## WHAT THE TASK ASKS:
Write out every line below that includes the word "name".

## DATASET CONTENT:

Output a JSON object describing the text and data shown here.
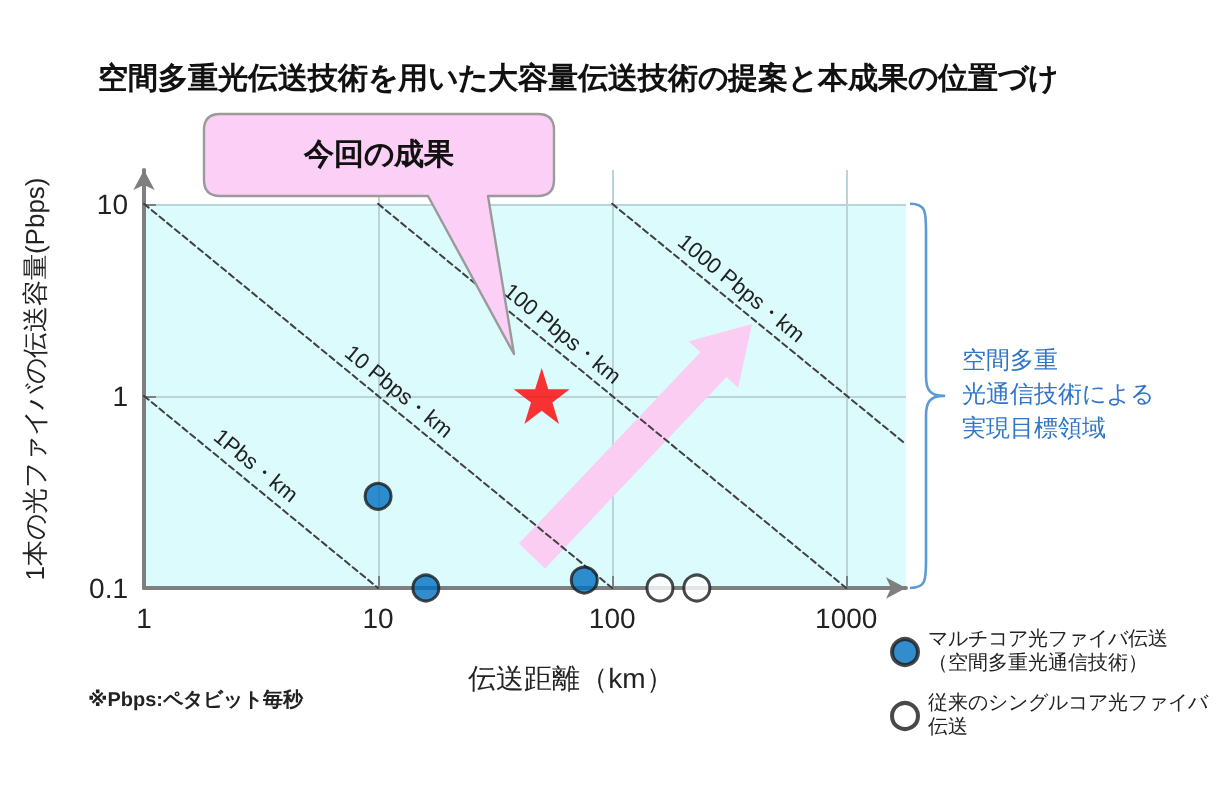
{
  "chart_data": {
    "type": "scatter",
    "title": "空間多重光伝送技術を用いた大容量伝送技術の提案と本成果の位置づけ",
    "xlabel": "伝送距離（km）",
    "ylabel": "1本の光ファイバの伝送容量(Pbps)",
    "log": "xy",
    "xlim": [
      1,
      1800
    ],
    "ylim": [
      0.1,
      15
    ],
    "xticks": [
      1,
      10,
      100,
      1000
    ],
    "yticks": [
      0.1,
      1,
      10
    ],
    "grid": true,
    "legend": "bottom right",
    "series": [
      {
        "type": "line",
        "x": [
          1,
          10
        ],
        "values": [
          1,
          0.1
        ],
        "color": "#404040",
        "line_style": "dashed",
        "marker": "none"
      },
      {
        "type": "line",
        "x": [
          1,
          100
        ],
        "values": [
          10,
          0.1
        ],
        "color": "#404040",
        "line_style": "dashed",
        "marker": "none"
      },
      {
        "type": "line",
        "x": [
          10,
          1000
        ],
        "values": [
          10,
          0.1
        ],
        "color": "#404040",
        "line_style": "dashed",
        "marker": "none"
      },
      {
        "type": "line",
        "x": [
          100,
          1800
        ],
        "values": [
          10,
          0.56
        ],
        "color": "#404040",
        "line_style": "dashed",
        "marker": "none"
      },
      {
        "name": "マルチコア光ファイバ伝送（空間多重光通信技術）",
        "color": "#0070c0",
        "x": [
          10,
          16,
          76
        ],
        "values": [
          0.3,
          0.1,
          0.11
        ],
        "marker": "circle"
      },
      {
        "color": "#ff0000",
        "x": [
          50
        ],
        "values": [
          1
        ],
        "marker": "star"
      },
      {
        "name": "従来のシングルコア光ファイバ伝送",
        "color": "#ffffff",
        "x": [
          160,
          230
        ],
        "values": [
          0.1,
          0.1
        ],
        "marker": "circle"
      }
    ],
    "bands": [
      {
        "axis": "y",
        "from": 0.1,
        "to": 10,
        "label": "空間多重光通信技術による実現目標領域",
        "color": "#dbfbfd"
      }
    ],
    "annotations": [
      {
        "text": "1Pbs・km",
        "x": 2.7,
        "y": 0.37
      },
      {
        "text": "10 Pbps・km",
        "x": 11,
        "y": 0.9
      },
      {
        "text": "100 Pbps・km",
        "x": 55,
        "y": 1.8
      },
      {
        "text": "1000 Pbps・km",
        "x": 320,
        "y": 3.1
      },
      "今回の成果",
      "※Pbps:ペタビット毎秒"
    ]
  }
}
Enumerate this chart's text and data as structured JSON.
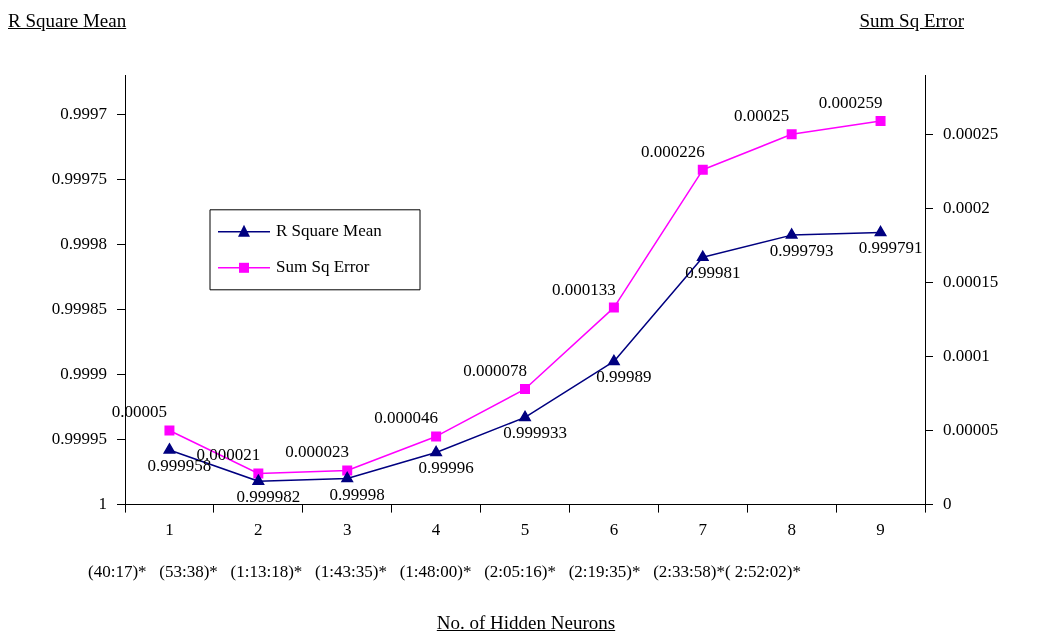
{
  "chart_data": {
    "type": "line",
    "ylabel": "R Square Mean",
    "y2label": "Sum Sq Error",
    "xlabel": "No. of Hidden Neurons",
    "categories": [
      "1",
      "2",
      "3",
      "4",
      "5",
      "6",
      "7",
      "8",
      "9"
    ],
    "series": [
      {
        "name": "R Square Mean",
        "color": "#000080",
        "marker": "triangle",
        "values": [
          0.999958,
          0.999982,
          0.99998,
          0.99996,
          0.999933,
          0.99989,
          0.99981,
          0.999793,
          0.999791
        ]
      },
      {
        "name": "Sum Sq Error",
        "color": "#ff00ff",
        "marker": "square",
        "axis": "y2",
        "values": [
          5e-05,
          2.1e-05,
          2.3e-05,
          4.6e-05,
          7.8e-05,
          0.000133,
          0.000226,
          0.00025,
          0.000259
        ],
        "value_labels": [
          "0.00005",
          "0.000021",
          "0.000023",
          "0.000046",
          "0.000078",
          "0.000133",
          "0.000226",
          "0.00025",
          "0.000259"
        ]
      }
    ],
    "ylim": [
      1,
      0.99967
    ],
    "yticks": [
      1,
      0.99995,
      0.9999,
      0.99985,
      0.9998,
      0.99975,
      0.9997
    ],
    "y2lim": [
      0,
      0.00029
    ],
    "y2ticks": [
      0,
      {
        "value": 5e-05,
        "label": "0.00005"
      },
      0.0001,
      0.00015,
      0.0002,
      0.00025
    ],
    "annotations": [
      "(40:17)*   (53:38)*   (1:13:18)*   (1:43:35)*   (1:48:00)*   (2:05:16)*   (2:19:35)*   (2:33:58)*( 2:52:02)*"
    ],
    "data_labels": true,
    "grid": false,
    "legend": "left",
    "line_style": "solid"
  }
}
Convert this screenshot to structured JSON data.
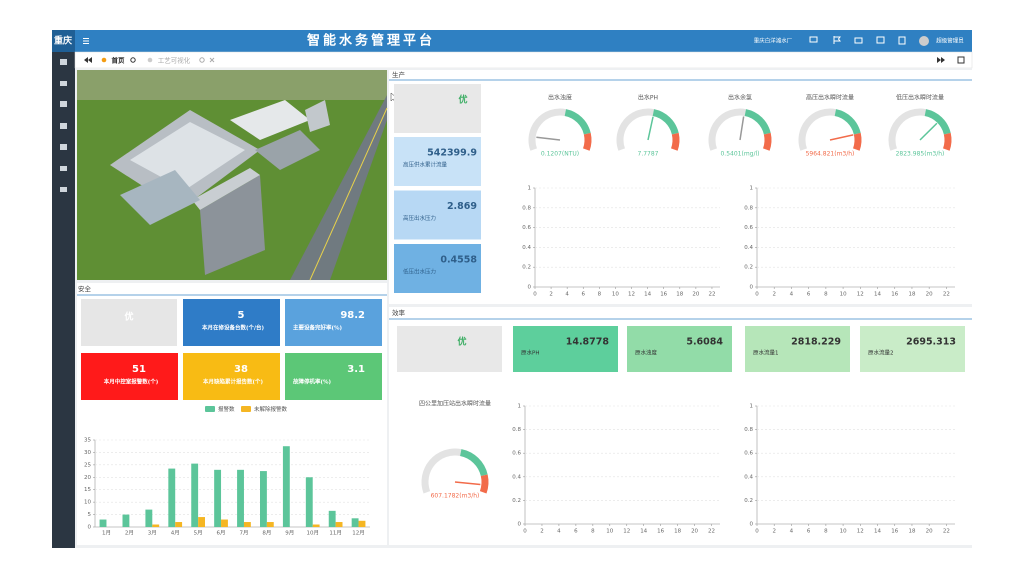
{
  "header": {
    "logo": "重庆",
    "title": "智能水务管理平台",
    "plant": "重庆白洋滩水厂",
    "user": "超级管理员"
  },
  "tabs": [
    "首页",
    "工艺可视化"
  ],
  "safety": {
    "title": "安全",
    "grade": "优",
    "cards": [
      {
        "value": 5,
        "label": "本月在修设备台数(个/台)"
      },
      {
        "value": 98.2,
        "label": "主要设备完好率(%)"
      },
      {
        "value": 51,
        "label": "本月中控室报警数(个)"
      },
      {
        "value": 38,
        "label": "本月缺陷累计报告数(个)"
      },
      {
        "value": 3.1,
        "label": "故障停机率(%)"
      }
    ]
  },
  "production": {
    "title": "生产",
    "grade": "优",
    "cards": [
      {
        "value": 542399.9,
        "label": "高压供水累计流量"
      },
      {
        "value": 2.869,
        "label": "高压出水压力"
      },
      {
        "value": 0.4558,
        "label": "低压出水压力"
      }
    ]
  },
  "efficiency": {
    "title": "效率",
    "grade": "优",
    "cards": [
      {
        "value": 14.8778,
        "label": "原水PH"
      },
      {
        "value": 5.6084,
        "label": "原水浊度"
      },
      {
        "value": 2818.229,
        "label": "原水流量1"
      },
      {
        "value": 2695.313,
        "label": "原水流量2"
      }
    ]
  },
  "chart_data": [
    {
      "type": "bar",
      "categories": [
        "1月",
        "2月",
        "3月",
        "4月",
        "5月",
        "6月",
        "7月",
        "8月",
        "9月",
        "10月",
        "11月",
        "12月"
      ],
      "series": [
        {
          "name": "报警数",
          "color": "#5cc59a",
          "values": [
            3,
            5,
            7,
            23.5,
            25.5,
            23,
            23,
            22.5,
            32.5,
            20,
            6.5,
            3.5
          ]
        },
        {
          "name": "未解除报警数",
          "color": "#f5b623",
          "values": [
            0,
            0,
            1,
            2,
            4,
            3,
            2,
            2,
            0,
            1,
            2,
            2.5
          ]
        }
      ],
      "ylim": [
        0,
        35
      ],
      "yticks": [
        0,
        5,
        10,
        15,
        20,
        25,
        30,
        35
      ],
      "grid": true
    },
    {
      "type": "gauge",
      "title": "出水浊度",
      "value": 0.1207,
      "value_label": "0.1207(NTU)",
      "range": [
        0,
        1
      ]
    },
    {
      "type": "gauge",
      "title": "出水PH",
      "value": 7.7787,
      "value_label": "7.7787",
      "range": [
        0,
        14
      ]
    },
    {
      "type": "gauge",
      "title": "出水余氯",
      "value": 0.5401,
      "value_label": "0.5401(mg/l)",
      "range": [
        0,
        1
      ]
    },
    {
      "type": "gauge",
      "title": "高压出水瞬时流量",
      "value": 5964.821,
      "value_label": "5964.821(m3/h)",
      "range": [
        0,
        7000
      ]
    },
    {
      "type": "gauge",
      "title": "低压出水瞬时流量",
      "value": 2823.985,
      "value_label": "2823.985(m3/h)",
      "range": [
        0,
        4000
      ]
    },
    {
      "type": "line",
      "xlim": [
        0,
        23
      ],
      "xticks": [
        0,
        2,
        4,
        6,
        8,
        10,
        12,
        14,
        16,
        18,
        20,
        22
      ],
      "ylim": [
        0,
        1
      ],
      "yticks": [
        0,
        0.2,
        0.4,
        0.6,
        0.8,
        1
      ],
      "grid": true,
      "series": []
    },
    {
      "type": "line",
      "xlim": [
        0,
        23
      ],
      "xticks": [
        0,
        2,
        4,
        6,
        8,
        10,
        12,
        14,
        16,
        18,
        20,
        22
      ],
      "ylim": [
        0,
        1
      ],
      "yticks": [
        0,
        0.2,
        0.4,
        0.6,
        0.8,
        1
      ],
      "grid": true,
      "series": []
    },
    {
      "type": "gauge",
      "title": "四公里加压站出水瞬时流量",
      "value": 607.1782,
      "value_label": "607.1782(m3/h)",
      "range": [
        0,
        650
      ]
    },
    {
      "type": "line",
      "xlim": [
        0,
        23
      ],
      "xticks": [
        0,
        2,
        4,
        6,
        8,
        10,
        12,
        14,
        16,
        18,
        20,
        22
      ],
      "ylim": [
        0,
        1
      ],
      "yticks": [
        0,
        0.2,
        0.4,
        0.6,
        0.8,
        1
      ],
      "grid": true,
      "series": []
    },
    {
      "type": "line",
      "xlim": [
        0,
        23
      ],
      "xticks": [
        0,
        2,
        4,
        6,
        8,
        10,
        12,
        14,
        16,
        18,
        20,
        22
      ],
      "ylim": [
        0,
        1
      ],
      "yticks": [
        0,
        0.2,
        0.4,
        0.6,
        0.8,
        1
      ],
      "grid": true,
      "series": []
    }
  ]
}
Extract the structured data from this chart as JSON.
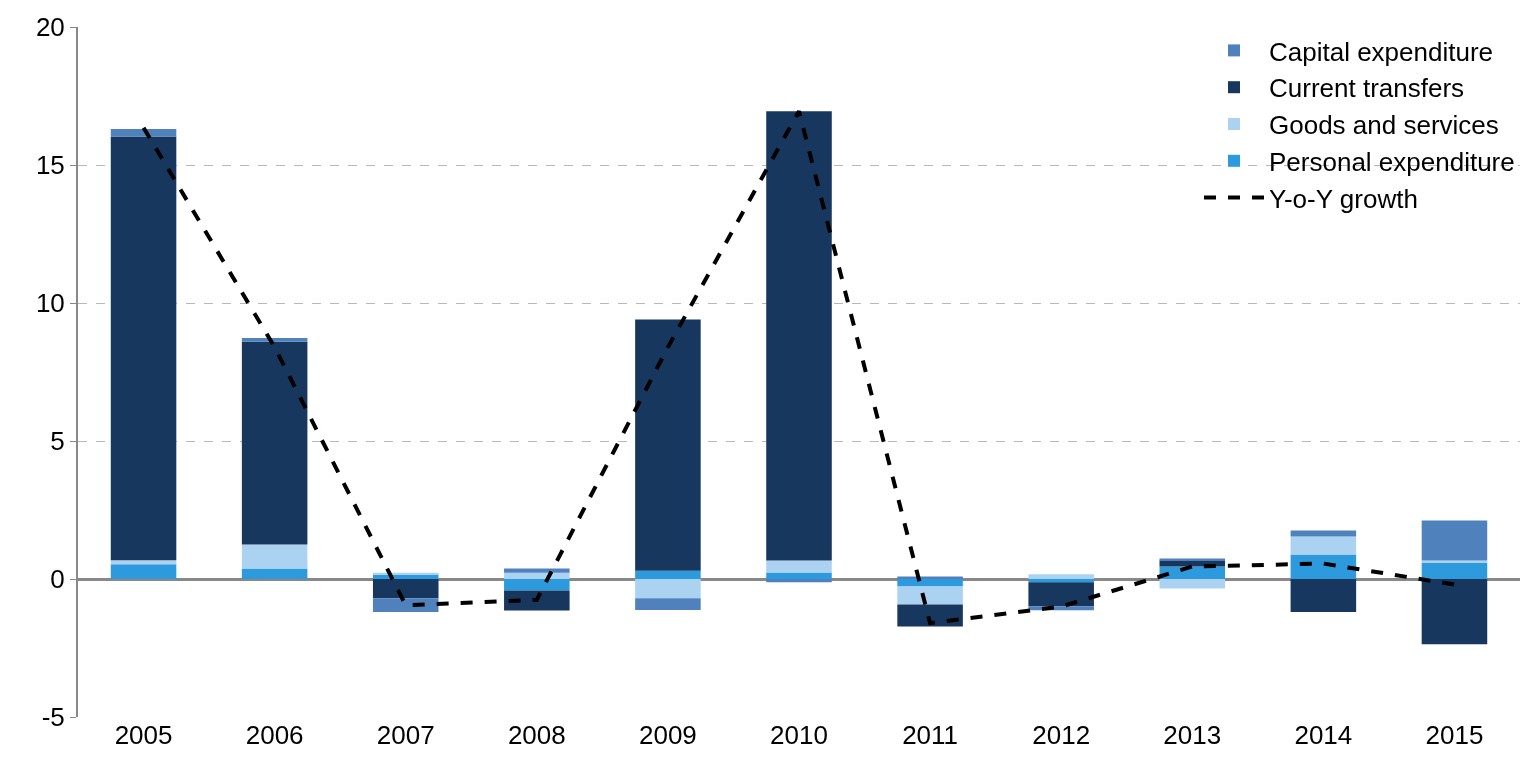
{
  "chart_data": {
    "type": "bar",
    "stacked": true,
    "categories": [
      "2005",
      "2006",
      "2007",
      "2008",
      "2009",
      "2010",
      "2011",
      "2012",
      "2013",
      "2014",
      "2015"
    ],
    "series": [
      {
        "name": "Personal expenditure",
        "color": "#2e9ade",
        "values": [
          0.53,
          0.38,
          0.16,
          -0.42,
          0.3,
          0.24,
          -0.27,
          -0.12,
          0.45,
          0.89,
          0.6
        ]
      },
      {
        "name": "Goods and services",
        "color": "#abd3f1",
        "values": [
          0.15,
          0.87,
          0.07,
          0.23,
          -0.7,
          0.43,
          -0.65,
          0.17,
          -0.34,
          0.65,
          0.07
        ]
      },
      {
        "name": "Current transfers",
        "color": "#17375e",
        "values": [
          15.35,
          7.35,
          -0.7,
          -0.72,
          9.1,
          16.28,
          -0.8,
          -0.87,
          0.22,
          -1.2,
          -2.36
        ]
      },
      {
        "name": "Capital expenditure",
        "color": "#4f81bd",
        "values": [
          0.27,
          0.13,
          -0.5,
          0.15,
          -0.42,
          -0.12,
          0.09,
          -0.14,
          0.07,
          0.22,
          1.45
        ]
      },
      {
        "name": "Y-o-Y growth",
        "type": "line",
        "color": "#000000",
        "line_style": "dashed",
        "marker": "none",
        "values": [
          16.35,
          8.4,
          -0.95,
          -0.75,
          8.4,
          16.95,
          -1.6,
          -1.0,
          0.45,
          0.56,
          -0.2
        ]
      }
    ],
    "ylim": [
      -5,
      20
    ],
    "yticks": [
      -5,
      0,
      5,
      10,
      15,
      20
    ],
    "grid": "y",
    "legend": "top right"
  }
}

## EXERCISE RESULT:
        "name": "マルチコア光ファイバ伝送（空間多重光通信技術）",
        "name": "従来のシングルコア光ファイバ伝送",
        "name": "R Square Mean",
        "name": "Sum Sq Error",
          "name": "报警数",
          "name": "未解除报警数",
        "name": "Personal expenditure",
        "name": "Goods and services",
        "name": "Current transfers",
        "name": "Capital expenditure",
        "name": "Y-o-Y growth",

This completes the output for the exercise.